STATED GOAL: For the data below, work out how many lines contain the word "series" and supply only that number.

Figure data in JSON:
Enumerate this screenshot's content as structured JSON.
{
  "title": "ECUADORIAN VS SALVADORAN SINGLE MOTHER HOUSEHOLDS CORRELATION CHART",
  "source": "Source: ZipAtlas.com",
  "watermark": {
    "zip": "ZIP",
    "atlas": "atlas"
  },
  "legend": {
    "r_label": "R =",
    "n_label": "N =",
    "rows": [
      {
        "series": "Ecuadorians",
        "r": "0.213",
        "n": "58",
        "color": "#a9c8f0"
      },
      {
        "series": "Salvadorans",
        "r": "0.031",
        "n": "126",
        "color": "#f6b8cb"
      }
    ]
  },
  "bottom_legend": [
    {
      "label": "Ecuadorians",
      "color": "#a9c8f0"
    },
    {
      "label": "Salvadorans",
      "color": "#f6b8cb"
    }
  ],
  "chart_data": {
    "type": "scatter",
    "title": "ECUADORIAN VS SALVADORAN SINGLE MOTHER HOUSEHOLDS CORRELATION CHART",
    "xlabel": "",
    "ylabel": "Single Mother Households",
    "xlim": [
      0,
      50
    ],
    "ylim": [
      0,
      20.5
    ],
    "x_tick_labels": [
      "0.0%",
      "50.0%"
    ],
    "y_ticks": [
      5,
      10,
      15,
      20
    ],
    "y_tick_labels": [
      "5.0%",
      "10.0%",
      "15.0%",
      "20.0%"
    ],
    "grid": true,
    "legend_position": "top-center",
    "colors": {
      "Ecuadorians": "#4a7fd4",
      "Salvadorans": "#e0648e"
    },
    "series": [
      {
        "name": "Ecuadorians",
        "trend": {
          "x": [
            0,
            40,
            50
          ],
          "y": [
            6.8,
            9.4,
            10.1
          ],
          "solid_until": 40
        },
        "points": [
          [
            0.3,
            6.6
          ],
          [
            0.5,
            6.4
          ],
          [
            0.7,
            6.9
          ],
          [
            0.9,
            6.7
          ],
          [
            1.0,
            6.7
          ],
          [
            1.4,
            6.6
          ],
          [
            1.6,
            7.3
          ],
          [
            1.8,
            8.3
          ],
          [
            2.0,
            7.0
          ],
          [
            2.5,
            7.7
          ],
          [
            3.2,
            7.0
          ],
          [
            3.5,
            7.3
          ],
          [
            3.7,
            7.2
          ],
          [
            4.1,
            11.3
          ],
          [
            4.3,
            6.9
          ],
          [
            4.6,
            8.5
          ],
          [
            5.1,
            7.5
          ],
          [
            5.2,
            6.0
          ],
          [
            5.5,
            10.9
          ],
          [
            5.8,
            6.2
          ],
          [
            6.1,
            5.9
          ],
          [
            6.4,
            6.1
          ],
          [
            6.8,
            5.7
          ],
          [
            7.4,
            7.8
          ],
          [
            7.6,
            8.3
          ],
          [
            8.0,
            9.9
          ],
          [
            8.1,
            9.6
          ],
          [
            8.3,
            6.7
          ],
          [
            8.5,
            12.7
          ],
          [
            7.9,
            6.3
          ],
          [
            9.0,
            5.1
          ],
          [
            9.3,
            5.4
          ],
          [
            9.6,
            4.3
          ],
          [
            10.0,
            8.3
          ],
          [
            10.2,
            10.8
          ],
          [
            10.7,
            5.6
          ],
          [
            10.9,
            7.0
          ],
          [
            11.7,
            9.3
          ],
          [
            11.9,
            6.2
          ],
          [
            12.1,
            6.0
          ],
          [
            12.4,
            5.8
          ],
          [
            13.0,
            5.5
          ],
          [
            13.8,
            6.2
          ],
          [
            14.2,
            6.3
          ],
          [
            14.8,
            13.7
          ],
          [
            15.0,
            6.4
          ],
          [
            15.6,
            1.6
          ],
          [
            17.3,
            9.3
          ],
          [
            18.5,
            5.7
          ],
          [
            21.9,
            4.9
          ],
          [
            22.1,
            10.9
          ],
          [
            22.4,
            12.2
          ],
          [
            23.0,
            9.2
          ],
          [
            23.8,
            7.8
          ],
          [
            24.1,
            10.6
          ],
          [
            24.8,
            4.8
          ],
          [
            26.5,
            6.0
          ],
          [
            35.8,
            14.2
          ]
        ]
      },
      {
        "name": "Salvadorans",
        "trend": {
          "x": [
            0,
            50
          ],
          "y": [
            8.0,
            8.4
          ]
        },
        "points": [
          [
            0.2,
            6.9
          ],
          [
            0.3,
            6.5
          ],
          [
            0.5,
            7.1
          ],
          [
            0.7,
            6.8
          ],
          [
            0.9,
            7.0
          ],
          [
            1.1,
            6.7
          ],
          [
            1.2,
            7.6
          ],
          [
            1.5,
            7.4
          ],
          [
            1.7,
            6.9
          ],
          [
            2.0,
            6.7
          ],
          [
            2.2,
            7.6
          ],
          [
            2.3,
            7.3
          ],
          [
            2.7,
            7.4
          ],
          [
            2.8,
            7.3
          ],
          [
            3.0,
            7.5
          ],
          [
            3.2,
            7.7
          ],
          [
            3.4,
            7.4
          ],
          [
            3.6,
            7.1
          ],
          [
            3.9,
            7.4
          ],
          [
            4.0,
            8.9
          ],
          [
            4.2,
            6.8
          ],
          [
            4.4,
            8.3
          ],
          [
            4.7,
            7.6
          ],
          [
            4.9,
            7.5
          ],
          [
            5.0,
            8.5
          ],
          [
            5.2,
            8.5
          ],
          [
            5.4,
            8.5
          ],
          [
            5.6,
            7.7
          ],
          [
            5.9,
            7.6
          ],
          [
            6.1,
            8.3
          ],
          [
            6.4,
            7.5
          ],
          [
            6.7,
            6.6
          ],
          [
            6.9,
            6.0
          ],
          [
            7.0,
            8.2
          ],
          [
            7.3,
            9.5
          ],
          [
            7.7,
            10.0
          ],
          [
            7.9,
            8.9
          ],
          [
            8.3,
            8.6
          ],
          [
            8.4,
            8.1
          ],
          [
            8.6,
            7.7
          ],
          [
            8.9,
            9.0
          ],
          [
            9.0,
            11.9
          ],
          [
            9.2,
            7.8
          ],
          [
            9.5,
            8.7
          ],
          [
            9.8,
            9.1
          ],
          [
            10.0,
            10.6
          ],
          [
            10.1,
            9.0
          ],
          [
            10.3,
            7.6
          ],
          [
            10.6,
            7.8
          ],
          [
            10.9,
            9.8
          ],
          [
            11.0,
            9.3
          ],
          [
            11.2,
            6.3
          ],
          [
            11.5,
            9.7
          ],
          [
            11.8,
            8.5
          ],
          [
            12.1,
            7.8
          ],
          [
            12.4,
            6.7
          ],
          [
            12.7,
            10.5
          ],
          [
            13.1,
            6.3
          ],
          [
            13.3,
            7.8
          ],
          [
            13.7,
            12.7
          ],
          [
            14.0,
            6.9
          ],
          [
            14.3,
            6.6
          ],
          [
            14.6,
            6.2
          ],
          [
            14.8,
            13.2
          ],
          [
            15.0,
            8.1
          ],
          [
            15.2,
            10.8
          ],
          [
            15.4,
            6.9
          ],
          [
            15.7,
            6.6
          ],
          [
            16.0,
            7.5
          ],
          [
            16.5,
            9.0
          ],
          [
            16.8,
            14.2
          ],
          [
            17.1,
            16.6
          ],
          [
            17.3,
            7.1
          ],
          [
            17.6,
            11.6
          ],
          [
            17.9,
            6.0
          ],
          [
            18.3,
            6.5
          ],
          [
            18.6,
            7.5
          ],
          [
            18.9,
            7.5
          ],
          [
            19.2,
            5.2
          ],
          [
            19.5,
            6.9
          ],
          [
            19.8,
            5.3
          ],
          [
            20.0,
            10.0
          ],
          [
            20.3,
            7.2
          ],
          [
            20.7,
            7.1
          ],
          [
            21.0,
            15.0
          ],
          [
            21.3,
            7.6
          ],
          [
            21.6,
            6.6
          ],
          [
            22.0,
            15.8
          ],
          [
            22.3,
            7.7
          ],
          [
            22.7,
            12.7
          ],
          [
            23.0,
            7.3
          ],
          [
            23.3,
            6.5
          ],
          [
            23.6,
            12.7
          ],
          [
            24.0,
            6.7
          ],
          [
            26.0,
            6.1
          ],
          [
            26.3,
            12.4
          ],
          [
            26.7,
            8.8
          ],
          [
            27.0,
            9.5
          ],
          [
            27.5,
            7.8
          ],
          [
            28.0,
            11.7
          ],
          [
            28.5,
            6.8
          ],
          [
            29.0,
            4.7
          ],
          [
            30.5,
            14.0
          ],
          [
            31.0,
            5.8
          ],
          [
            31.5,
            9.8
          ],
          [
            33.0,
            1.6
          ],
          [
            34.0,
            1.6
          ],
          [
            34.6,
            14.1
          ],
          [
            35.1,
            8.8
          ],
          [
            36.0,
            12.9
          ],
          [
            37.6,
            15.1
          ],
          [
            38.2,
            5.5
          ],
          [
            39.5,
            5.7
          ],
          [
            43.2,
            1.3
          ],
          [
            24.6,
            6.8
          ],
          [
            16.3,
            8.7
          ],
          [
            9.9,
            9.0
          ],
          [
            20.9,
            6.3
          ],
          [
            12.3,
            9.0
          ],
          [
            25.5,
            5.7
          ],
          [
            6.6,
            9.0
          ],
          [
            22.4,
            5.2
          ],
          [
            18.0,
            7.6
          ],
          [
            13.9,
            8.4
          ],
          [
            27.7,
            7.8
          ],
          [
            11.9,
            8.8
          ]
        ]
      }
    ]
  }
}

FINAL RESULT: 3